Data extracted from a collection:

★ ★ ★ ★

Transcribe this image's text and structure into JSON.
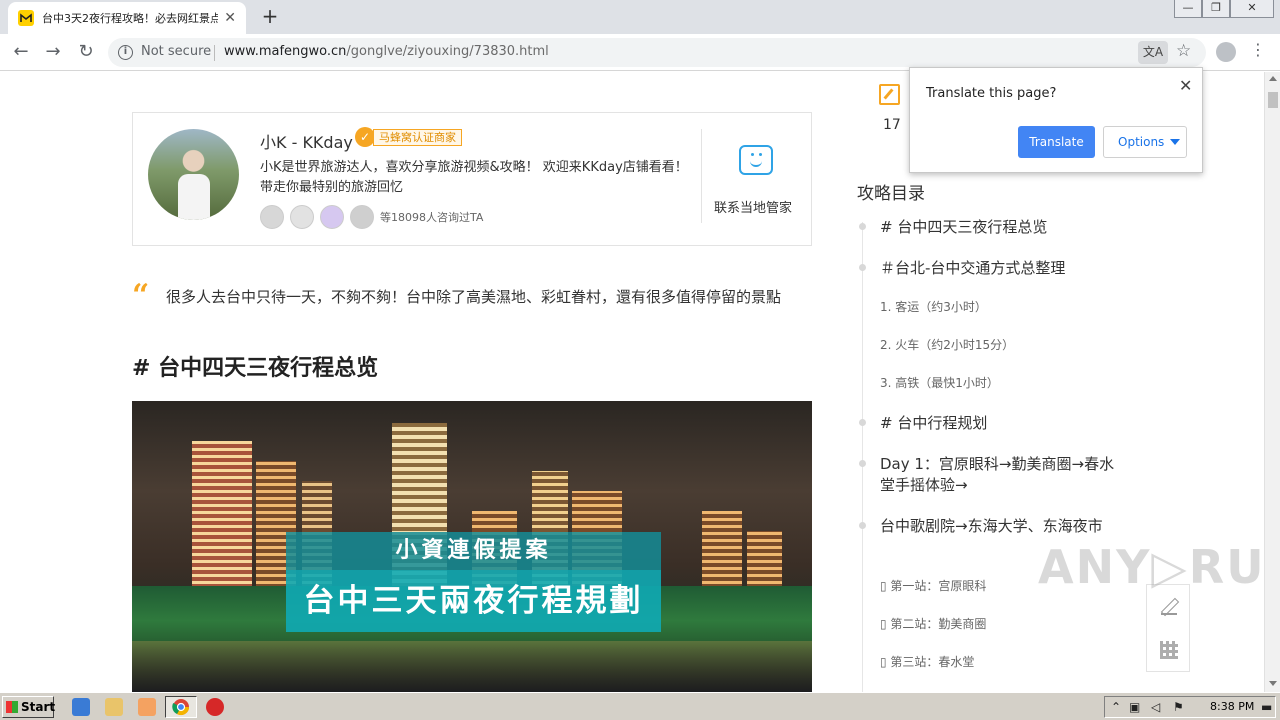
{
  "browser": {
    "tab_title": "台中3天2夜行程攻略！必去网红景点",
    "tab_close": "✕",
    "new_tab": "+",
    "security_label": "Not secure",
    "url_domain": "www.mafengwo.cn",
    "url_path": "/gonglve/ziyouxing/73830.html",
    "window_buttons": [
      "—",
      "❐",
      "✕"
    ]
  },
  "translate_popup": {
    "title": "Translate this page?",
    "translate_button": "Translate",
    "options_button": "Options",
    "close": "✕"
  },
  "author": {
    "name": "小K - KKday",
    "badge": "马蜂窝认证商家",
    "bio": "小K是世界旅游达人，喜欢分享旅游视频&攻略！ 欢迎来KKday店铺看看！带走你最特别的旅游回忆",
    "consult_text": "等18098人咨询过TA",
    "contact_label": "联系当地管家"
  },
  "article": {
    "quote": "很多人去台中只待一天，不夠不夠！台中除了高美濕地、彩虹眷村，還有很多值得停留的景點",
    "section_title": "# 台中四天三夜行程总览",
    "image_banner_top": "小資連假提案",
    "image_banner_bottom": "台中三天兩夜行程規劃"
  },
  "sidebar": {
    "edit_count": "17",
    "toc_title": "攻略目录",
    "toc": [
      {
        "label": "# 台中四天三夜行程总览",
        "level": 1
      },
      {
        "label": "＃台北-台中交通方式总整理",
        "level": 1
      },
      {
        "label": "1. 客运（约3小时）",
        "level": 2
      },
      {
        "label": "2. 火车（约2小时15分）",
        "level": 2
      },
      {
        "label": "3. 高铁（最快1小时）",
        "level": 2
      },
      {
        "label": "# 台中行程规划",
        "level": 1
      },
      {
        "label": "Day 1：宫原眼科→勤美商圈→春水堂手摇体验→",
        "level": 1
      },
      {
        "label": "台中歌剧院→东海大学、东海夜市",
        "level": 1
      },
      {
        "label": "▯ 第一站：宫原眼科",
        "level": 2
      },
      {
        "label": "▯ 第二站：勤美商圈",
        "level": 2
      },
      {
        "label": "▯ 第三站：春水堂",
        "level": 2
      }
    ]
  },
  "watermark": "ANY▷RUN",
  "taskbar": {
    "start_label": "Start",
    "clock": "8:38 PM"
  },
  "colors": {
    "accent_orange": "#f6a623",
    "chrome_blue": "#4285f4",
    "banner_teal": "#10aab4"
  }
}
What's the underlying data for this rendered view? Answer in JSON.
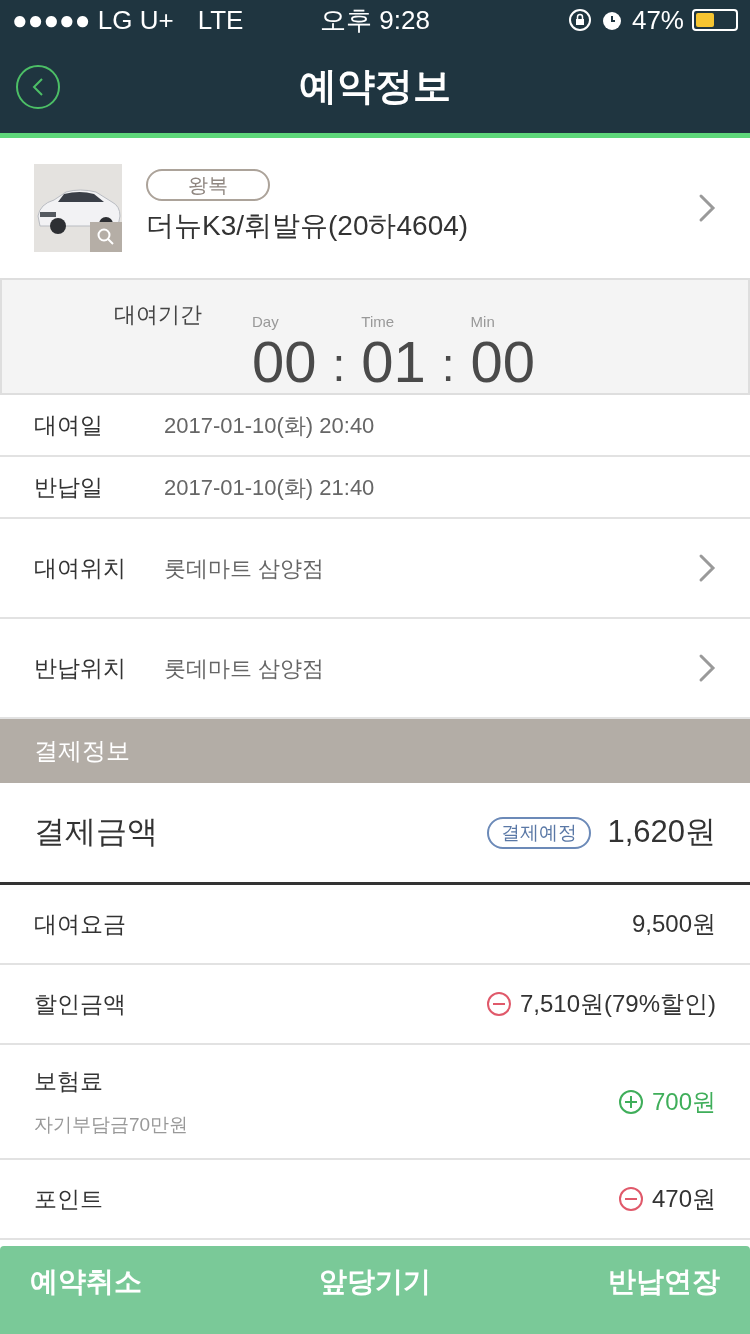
{
  "status_bar": {
    "carrier": "●●●●● LG U+",
    "network": "LTE",
    "time": "오후 9:28",
    "battery": "47%"
  },
  "header": {
    "title": "예약정보"
  },
  "vehicle": {
    "trip_type": "왕복",
    "name": "더뉴K3/휘발유(20하4604)"
  },
  "rental_period": {
    "label": "대여기간",
    "units": [
      {
        "label": "Day",
        "value": "00"
      },
      {
        "label": "Time",
        "value": "01"
      },
      {
        "label": "Min",
        "value": "00"
      }
    ],
    "separators": [
      ":",
      ":"
    ]
  },
  "details": [
    {
      "label": "대여일",
      "value": "2017-01-10(화) 20:40",
      "has_chevron": false
    },
    {
      "label": "반납일",
      "value": "2017-01-10(화) 21:40",
      "has_chevron": false
    },
    {
      "label": "대여위치",
      "value": "롯데마트 삼양점",
      "has_chevron": true
    },
    {
      "label": "반납위치",
      "value": "롯데마트 삼양점",
      "has_chevron": true
    }
  ],
  "payment": {
    "section_title": "결제정보",
    "total": {
      "label": "결제금액",
      "badge": "결제예정",
      "amount": "1,620원"
    },
    "items": [
      {
        "kind": "plain",
        "label": "대여요금",
        "amount": "9,500원"
      },
      {
        "kind": "minus",
        "label": "할인금액",
        "amount": "7,510원(79%할인)"
      },
      {
        "kind": "plus",
        "label": "보험료",
        "sub": "자기부담금70만원",
        "amount": "700원"
      },
      {
        "kind": "minus",
        "label": "포인트",
        "amount": "470원"
      }
    ]
  },
  "actions": [
    "예약취소",
    "앞당기기",
    "반납연장"
  ]
}
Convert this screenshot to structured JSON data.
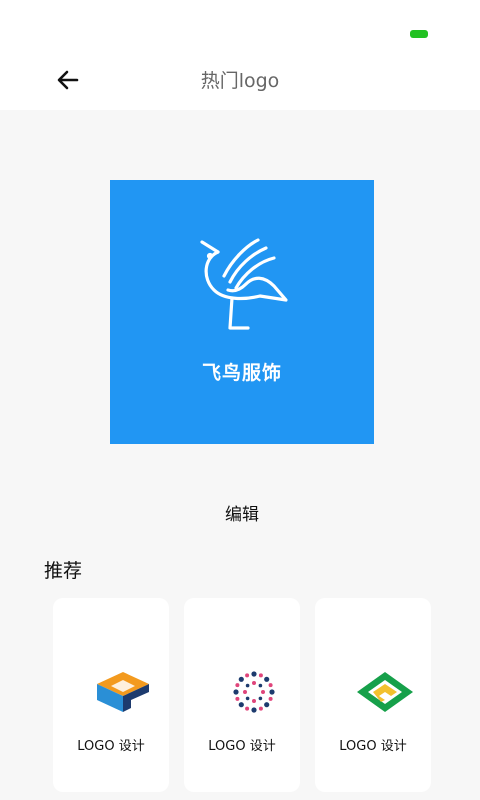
{
  "colors": {
    "accent_blue": "#2196F3",
    "battery_green": "#22C122",
    "logo_orange": "#F39A1E",
    "logo_cyan": "#2A8FD6",
    "logo_navy": "#1D3B6E",
    "logo_pink": "#E0457B",
    "logo_green": "#16A04A",
    "logo_yellow": "#F2C12E"
  },
  "status_bar": {
    "battery_icon": "battery-icon"
  },
  "header": {
    "back_icon": "arrow-left-icon",
    "title": "热门logo"
  },
  "preview": {
    "brand_name": "飞鸟服饰",
    "icon": "bird-icon"
  },
  "edit_label": "编辑",
  "recommend": {
    "title": "推荐",
    "cards": [
      {
        "label": "LOGO 设计",
        "icon": "cube-c-logo-icon"
      },
      {
        "label": "LOGO 设计",
        "icon": "mandala-logo-icon"
      },
      {
        "label": "LOGO 设计",
        "icon": "diamond-logo-icon"
      }
    ]
  }
}
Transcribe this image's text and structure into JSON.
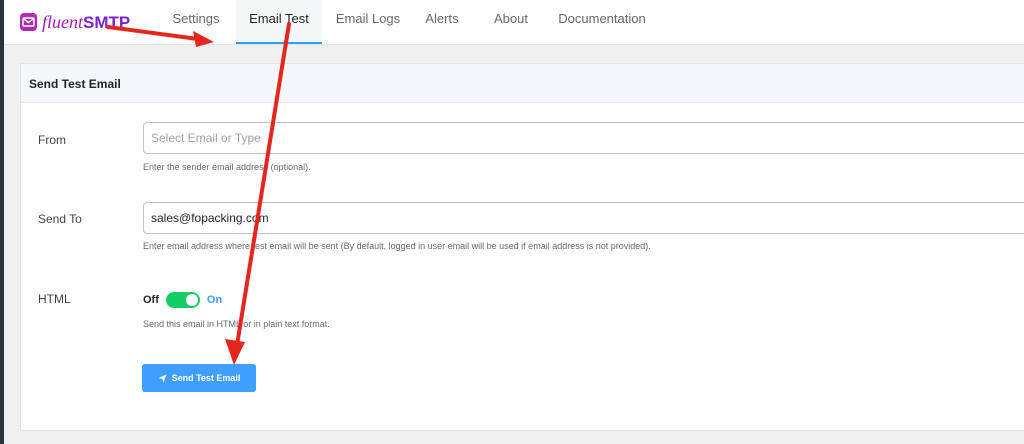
{
  "app": {
    "brand_part1": "fluent",
    "brand_part2": "SMTP"
  },
  "nav": {
    "tabs": [
      {
        "label": "Settings"
      },
      {
        "label": "Email Test"
      },
      {
        "label": "Email Logs"
      },
      {
        "label": "Alerts"
      },
      {
        "label": "About"
      },
      {
        "label": "Documentation"
      }
    ],
    "active_tab": "Email Test"
  },
  "panel": {
    "title": "Send Test Email"
  },
  "form": {
    "from": {
      "label": "From",
      "placeholder": "Select Email or Type",
      "help": "Enter the sender email address (optional)."
    },
    "send_to": {
      "label": "Send To",
      "value": "sales@fopacking.com",
      "help": "Enter email address where test email will be sent (By default, logged in user email will be used if email address is not provided)."
    },
    "html": {
      "label": "HTML",
      "off_label": "Off",
      "on_label": "On",
      "enabled": true,
      "help": "Send this email in HTML or in plain text format."
    },
    "submit_label": "Send Test Email"
  },
  "colors": {
    "accent": "#409eff",
    "toggle_on": "#13ce66",
    "brand": "#a21caf",
    "annotation": "#e5261e"
  },
  "icons": {
    "logo": "envelope-logo-icon",
    "submit": "paper-plane-icon"
  }
}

★ ★ ★ ★

What is needed = All of the data above should be quoted exactly, except for the pictures.

Solution to this problem =
Transcribe this image's text and structure into JSON.
{
  "browser": {
    "tab_title": "台中3天2夜行程攻略！必去网红景点",
    "tab_close": "✕",
    "new_tab": "+",
    "security_label": "Not secure",
    "url_domain": "www.mafengwo.cn",
    "url_path": "/gonglve/ziyouxing/73830.html",
    "window_buttons": [
      "—",
      "❐",
      "✕"
    ]
  },
  "translate_popup": {
    "title": "Translate this page?",
    "translate_button": "Translate",
    "options_button": "Options",
    "close": "✕"
  },
  "author": {
    "name": "小K - KKday",
    "badge": "马蜂窝认证商家",
    "bio": "小K是世界旅游达人，喜欢分享旅游视频&攻略！ 欢迎来KKday店铺看看！带走你最特别的旅游回忆",
    "consult_text": "等18098人咨询过TA",
    "contact_label": "联系当地管家"
  },
  "article": {
    "quote": "很多人去台中只待一天，不夠不夠！台中除了高美濕地、彩虹眷村，還有很多值得停留的景點",
    "section_title": "# 台中四天三夜行程总览",
    "image_banner_top": "小資連假提案",
    "image_banner_bottom": "台中三天兩夜行程規劃"
  },
  "sidebar": {
    "edit_count": "17",
    "toc_title": "攻略目录",
    "toc": [
      {
        "label": "# 台中四天三夜行程总览",
        "level": 1
      },
      {
        "label": "＃台北-台中交通方式总整理",
        "level": 1
      },
      {
        "label": "1. 客运（约3小时）",
        "level": 2
      },
      {
        "label": "2. 火车（约2小时15分）",
        "level": 2
      },
      {
        "label": "3. 高铁（最快1小时）",
        "level": 2
      },
      {
        "label": "# 台中行程规划",
        "level": 1
      },
      {
        "label": "Day 1：宫原眼科→勤美商圈→春水堂手摇体验→",
        "level": 1
      },
      {
        "label": "台中歌剧院→东海大学、东海夜市",
        "level": 1
      },
      {
        "label": "▯ 第一站：宫原眼科",
        "level": 2
      },
      {
        "label": "▯ 第二站：勤美商圈",
        "level": 2
      },
      {
        "label": "▯ 第三站：春水堂",
        "level": 2
      }
    ]
  },
  "watermark": "ANY▷RUN",
  "taskbar": {
    "start_label": "Start",
    "clock": "8:38 PM"
  },
  "colors": {
    "accent_orange": "#f6a623",
    "chrome_blue": "#4285f4",
    "banner_teal": "#10aab4"
  }
}
What's the underlying data for this rendered view? Answer in JSON.
{
  "status_bar": {
    "carrier": "●●●●● LG U+",
    "network": "LTE",
    "time": "오후 9:28",
    "battery": "47%"
  },
  "header": {
    "title": "예약정보"
  },
  "vehicle": {
    "trip_type": "왕복",
    "name": "더뉴K3/휘발유(20하4604)"
  },
  "rental_period": {
    "label": "대여기간",
    "units": [
      {
        "label": "Day",
        "value": "00"
      },
      {
        "label": "Time",
        "value": "01"
      },
      {
        "label": "Min",
        "value": "00"
      }
    ],
    "separators": [
      ":",
      ":"
    ]
  },
  "details": [
    {
      "label": "대여일",
      "value": "2017-01-10(화) 20:40",
      "has_chevron": false
    },
    {
      "label": "반납일",
      "value": "2017-01-10(화) 21:40",
      "has_chevron": false
    },
    {
      "label": "대여위치",
      "value": "롯데마트 삼양점",
      "has_chevron": true
    },
    {
      "label": "반납위치",
      "value": "롯데마트 삼양점",
      "has_chevron": true
    }
  ],
  "payment": {
    "section_title": "결제정보",
    "total": {
      "label": "결제금액",
      "badge": "결제예정",
      "amount": "1,620원"
    },
    "items": [
      {
        "kind": "plain",
        "label": "대여요금",
        "amount": "9,500원"
      },
      {
        "kind": "minus",
        "label": "할인금액",
        "amount": "7,510원(79%할인)"
      },
      {
        "kind": "plus",
        "label": "보험료",
        "sub": "자기부담금70만원",
        "amount": "700원"
      },
      {
        "kind": "minus",
        "label": "포인트",
        "amount": "470원"
      }
    ]
  },
  "actions": [
    "예약취소",
    "앞당기기",
    "반납연장"
  ]
}
Convert this screenshot to structured JSON data.
{
  "colors": {
    "accent_blue": "#2196F3",
    "battery_green": "#22C122",
    "logo_orange": "#F39A1E",
    "logo_cyan": "#2A8FD6",
    "logo_navy": "#1D3B6E",
    "logo_pink": "#E0457B",
    "logo_green": "#16A04A",
    "logo_yellow": "#F2C12E"
  },
  "status_bar": {
    "battery_icon": "battery-icon"
  },
  "header": {
    "back_icon": "arrow-left-icon",
    "title": "热门logo"
  },
  "preview": {
    "brand_name": "飞鸟服饰",
    "icon": "bird-icon"
  },
  "edit_label": "编辑",
  "recommend": {
    "title": "推荐",
    "cards": [
      {
        "label": "LOGO 设计",
        "icon": "cube-c-logo-icon"
      },
      {
        "label": "LOGO 设计",
        "icon": "mandala-logo-icon"
      },
      {
        "label": "LOGO 设计",
        "icon": "diamond-logo-icon"
      }
    ]
  }
}
Transcribe this image's text and structure into JSON.
{
  "app": {
    "brand_part1": "fluent",
    "brand_part2": "SMTP"
  },
  "nav": {
    "tabs": [
      {
        "label": "Settings"
      },
      {
        "label": "Email Test"
      },
      {
        "label": "Email Logs"
      },
      {
        "label": "Alerts"
      },
      {
        "label": "About"
      },
      {
        "label": "Documentation"
      }
    ],
    "active_tab": "Email Test"
  },
  "panel": {
    "title": "Send Test Email"
  },
  "form": {
    "from": {
      "label": "From",
      "placeholder": "Select Email or Type",
      "help": "Enter the sender email address (optional)."
    },
    "send_to": {
      "label": "Send To",
      "value": "sales@fopacking.com",
      "help": "Enter email address where test email will be sent (By default, logged in user email will be used if email address is not provided)."
    },
    "html": {
      "label": "HTML",
      "off_label": "Off",
      "on_label": "On",
      "enabled": true,
      "help": "Send this email in HTML or in plain text format."
    },
    "submit_label": "Send Test Email"
  },
  "colors": {
    "accent": "#409eff",
    "toggle_on": "#13ce66",
    "brand": "#a21caf",
    "annotation": "#e5261e"
  },
  "icons": {
    "logo": "envelope-logo-icon",
    "submit": "paper-plane-icon"
  }
}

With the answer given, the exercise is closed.